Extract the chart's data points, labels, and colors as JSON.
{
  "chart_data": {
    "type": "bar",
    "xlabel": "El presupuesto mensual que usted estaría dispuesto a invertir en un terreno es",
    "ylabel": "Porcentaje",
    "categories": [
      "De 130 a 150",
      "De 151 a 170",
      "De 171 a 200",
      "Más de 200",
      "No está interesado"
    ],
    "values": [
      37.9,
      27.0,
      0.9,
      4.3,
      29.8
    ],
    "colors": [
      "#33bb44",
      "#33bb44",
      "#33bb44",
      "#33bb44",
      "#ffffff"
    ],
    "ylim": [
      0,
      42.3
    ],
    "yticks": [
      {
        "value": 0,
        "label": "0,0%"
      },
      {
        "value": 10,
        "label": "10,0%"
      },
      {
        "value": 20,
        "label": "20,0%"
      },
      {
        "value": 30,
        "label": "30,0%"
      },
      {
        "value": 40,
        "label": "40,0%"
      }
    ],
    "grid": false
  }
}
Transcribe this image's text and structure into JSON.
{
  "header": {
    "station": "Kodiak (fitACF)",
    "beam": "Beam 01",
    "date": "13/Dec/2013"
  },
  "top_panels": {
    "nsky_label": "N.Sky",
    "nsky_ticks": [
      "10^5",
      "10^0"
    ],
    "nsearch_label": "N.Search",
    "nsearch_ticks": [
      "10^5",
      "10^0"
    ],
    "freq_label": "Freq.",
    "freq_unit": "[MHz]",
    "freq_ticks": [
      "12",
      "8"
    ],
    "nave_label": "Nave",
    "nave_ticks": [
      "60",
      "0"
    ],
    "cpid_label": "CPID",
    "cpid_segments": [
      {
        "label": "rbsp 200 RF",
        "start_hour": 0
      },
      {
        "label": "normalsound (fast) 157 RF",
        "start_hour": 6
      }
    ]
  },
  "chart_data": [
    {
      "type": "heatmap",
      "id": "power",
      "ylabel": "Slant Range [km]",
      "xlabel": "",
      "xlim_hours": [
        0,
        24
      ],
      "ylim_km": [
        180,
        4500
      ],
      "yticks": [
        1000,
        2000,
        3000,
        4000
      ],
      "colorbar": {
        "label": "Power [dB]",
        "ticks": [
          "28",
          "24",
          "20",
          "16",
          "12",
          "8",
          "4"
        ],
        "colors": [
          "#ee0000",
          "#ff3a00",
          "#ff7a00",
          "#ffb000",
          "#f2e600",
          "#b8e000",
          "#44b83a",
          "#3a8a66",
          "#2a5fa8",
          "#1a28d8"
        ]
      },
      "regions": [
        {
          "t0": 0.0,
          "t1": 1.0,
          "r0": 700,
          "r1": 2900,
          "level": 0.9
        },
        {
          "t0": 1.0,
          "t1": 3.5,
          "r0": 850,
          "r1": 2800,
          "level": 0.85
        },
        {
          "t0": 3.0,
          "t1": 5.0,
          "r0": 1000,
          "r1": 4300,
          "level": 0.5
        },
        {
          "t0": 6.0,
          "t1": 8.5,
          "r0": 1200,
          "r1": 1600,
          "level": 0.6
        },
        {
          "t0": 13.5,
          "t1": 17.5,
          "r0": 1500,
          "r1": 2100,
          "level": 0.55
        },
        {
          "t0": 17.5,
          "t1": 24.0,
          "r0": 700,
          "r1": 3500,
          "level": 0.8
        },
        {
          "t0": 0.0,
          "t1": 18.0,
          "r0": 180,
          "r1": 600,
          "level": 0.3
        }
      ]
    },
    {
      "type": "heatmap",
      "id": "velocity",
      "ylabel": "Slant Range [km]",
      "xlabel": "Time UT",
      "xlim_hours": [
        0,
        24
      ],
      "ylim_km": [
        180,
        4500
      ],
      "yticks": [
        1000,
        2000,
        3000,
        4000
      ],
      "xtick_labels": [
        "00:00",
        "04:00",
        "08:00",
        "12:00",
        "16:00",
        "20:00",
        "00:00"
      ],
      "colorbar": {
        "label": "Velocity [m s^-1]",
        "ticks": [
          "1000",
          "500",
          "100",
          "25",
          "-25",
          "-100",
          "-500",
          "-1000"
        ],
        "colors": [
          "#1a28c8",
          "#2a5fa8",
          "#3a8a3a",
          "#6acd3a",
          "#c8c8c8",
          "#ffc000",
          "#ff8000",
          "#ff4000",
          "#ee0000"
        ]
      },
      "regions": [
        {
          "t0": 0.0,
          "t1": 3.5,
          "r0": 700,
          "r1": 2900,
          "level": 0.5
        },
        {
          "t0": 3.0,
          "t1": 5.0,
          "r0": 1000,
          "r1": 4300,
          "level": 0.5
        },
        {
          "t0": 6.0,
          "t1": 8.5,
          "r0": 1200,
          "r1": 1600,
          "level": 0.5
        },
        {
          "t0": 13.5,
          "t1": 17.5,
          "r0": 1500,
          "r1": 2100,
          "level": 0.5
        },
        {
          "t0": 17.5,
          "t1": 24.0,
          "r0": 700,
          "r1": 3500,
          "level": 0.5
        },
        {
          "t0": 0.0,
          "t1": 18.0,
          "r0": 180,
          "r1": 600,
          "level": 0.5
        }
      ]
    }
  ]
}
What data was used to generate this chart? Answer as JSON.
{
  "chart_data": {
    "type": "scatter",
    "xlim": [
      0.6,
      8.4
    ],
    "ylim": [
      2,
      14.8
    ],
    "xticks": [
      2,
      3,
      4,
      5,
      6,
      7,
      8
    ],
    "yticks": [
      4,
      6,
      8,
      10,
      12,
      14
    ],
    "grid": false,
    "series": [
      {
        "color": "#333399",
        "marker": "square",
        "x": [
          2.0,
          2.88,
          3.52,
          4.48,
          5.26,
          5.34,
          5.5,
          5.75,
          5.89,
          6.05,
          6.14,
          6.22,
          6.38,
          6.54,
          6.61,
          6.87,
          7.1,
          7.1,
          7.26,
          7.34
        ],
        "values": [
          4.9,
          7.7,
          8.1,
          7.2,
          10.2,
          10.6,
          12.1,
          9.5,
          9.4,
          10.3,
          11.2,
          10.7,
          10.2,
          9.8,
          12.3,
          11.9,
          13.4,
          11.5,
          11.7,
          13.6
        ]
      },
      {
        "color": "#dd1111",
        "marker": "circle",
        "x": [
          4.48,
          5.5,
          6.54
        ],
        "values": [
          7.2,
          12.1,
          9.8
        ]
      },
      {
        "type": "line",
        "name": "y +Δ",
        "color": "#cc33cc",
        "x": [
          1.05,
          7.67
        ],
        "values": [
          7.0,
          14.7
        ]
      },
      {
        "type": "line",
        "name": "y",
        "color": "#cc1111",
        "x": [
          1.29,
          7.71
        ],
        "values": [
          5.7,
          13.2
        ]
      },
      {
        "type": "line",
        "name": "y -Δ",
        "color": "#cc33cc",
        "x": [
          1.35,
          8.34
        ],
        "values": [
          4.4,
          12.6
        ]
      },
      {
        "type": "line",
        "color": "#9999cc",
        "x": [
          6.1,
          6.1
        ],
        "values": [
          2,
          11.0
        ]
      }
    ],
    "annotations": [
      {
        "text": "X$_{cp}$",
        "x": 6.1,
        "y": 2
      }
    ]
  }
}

..............................

SHORT PROBLEM:
Using the listing above, return all lines where the word "xlabel" occurs.

RESPONSE:
    "xlabel": "El presupuesto mensual que usted estaría dispuesto a invertir en un terreno es",
      "xlabel": "",
      "xlabel": "Time UT",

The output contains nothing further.